• _What you should do_: Print the entire listing. Each line must match the original exactly.

## start Records shown

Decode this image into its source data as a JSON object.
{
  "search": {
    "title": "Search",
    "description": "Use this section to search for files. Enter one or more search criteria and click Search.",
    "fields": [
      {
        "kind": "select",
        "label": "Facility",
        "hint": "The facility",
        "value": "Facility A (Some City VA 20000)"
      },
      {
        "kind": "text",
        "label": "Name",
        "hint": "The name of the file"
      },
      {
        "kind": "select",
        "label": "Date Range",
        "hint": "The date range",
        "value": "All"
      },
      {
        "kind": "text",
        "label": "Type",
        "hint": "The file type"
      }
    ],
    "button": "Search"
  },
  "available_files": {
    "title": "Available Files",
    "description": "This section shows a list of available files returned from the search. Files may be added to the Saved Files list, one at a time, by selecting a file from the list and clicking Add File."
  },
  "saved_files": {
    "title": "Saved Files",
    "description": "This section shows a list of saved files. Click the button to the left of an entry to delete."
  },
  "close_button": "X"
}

## end Records shown

• _Output for this exercise_:
Decode this image into its source data as a JSON object.
{
  "search": {
    "title": "Search",
    "description": "Use this section to search for files. Enter one or more search criteria and click Search.",
    "fields": [
      {
        "kind": "select",
        "label": "Facility",
        "hint": "The facility",
        "value": "Facility A (Some City VA 20000)"
      },
      {
        "kind": "text",
        "label": "Name",
        "hint": "The name of the file"
      },
      {
        "kind": "select",
        "label": "Date Range",
        "hint": "The date range",
        "value": "All"
      },
      {
        "kind": "text",
        "label": "Type",
        "hint": "The file type"
      }
    ],
    "button": "Search"
  },
  "available_files": {
    "title": "Available Files",
    "description": "This section shows a list of available files returned from the search. Files may be added to the Saved Files list, one at a time, by selecting a file from the list and clicking Add File."
  },
  "saved_files": {
    "title": "Saved Files",
    "description": "This section shows a list of saved files. Click the button to the left of an entry to delete."
  },
  "close_button": "X"
}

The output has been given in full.